Collection entries
+ + +

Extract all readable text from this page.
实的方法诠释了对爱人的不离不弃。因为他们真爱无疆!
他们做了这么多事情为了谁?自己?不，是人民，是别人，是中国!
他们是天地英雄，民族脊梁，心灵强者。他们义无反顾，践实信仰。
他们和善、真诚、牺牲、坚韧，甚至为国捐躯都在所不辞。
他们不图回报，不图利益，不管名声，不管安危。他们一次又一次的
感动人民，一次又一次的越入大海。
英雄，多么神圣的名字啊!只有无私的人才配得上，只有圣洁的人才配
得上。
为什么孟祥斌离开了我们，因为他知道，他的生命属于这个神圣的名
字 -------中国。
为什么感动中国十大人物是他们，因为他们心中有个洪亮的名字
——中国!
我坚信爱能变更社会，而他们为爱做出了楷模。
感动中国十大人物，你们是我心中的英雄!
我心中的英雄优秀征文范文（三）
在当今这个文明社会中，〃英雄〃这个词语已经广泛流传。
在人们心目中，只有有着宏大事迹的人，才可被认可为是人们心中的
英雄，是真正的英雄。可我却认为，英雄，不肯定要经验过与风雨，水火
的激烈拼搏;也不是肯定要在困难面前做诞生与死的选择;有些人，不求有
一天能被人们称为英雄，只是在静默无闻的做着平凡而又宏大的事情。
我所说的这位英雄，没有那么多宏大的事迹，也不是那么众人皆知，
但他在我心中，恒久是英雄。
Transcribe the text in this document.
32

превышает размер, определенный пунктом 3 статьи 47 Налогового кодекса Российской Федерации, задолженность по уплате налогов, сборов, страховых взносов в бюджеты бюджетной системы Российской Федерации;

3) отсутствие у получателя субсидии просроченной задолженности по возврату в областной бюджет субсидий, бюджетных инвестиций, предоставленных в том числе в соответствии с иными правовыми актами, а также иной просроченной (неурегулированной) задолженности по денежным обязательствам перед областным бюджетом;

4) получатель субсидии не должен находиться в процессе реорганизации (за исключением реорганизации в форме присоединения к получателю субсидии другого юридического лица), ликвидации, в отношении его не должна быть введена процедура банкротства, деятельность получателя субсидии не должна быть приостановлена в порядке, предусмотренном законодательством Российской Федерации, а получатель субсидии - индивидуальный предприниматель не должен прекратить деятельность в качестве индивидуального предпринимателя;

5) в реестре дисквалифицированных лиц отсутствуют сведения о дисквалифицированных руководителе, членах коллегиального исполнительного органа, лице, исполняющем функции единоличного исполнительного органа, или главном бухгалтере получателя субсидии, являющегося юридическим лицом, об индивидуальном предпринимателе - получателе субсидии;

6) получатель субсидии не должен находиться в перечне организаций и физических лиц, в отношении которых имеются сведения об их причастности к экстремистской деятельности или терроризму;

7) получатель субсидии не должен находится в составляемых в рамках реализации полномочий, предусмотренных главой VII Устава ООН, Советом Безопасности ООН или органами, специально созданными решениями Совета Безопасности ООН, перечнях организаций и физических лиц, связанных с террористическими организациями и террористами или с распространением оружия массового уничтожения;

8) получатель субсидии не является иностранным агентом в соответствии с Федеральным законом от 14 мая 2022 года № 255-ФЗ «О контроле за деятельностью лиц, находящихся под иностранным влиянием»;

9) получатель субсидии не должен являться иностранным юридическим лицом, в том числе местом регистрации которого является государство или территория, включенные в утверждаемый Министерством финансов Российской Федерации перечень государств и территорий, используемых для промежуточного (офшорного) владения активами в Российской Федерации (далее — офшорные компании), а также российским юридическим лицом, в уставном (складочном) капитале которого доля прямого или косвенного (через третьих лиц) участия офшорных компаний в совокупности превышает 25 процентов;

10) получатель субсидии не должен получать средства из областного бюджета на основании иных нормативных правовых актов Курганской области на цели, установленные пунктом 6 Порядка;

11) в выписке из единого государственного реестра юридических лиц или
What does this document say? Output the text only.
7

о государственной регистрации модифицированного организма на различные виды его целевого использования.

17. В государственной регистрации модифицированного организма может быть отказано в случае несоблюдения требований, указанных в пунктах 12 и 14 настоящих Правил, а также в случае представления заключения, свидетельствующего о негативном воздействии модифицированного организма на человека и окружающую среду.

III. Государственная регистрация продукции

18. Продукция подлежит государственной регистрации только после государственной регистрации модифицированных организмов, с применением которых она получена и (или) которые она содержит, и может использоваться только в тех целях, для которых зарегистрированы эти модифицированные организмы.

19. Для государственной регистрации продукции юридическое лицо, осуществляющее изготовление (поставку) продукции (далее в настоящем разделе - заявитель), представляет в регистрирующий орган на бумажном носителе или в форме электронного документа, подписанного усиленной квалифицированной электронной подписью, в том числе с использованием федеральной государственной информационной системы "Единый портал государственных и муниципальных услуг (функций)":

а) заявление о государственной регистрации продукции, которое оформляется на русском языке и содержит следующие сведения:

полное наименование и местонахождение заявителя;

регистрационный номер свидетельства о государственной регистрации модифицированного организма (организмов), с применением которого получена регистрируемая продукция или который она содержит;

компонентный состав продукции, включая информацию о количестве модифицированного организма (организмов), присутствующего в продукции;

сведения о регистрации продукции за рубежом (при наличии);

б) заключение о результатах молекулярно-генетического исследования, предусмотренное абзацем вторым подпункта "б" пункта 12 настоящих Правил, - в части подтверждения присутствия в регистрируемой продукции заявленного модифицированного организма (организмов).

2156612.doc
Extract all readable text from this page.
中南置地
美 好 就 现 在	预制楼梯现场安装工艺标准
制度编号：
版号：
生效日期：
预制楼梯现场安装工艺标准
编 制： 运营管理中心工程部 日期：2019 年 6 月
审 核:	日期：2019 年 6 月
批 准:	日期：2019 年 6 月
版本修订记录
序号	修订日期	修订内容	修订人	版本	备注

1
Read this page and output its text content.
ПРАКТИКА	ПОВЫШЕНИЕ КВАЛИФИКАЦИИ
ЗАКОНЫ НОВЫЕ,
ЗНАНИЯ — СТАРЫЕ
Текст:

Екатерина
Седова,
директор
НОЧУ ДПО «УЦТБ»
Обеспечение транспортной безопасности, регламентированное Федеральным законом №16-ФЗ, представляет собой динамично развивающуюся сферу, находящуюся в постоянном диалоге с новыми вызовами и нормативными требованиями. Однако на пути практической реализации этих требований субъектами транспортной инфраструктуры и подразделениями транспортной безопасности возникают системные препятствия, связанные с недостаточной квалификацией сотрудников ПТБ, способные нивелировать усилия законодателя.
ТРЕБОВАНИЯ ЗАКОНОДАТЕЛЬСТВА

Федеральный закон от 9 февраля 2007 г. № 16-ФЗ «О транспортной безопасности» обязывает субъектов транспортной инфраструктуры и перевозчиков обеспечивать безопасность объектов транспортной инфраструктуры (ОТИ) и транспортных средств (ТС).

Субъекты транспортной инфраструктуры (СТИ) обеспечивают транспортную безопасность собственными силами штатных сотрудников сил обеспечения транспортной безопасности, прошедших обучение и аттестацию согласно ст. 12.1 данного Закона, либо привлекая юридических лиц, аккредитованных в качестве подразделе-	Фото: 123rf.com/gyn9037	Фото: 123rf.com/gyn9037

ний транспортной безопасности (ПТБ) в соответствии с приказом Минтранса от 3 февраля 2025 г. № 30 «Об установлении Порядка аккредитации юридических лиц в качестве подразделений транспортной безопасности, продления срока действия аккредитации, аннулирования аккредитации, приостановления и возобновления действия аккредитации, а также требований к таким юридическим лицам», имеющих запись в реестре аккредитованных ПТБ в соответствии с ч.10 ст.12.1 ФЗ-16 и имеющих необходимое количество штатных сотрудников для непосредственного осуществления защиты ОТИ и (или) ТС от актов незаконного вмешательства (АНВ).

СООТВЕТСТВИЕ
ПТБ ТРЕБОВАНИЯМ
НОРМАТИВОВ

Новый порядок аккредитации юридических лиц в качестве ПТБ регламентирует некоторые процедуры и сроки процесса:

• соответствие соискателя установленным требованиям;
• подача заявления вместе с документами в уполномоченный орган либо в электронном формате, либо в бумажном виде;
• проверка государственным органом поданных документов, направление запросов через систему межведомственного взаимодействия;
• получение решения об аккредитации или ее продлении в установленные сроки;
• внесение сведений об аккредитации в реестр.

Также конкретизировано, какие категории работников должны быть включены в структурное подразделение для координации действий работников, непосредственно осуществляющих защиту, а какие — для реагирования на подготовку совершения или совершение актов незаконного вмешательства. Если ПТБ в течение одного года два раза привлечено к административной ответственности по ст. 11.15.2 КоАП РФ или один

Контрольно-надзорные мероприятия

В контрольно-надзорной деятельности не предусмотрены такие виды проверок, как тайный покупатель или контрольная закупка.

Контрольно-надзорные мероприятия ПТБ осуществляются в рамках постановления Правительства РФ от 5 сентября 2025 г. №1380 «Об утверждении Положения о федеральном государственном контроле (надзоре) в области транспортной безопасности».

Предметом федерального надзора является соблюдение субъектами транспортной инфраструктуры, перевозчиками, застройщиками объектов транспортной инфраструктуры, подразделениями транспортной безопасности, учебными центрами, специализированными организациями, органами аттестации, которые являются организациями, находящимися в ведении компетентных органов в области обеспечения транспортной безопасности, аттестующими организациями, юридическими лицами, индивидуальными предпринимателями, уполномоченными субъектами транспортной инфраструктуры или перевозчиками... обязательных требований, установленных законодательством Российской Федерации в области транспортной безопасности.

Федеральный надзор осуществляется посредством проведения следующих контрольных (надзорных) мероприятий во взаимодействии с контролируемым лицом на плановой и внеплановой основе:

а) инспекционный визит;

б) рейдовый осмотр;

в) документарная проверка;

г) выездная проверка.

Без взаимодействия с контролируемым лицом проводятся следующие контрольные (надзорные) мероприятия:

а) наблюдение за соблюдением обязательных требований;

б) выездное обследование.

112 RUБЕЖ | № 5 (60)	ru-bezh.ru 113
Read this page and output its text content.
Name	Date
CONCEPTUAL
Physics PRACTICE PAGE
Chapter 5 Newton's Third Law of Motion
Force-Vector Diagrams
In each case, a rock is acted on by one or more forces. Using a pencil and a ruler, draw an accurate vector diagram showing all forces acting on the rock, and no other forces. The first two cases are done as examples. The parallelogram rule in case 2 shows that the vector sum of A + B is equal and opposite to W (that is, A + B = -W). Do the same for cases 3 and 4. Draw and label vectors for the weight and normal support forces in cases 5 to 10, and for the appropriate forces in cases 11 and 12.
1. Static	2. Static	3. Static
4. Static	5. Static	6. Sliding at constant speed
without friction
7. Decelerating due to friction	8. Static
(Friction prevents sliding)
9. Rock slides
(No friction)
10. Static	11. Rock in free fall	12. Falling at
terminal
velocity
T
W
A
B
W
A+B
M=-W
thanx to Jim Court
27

+ + +

◆ Given exercise ◆
Gather each line from the listing above that holds "деятельности".

◆ Completed exercise ◆
6) получатель субсидии не должен находиться в перечне организаций и физических лиц, в отношении которых имеются сведения об их причастности к экстремистской деятельности или терроризму;
В контрольно-надзорной деятельности не предусмотрены такие виды проверок, как тайный покупатель или контрольная закупка.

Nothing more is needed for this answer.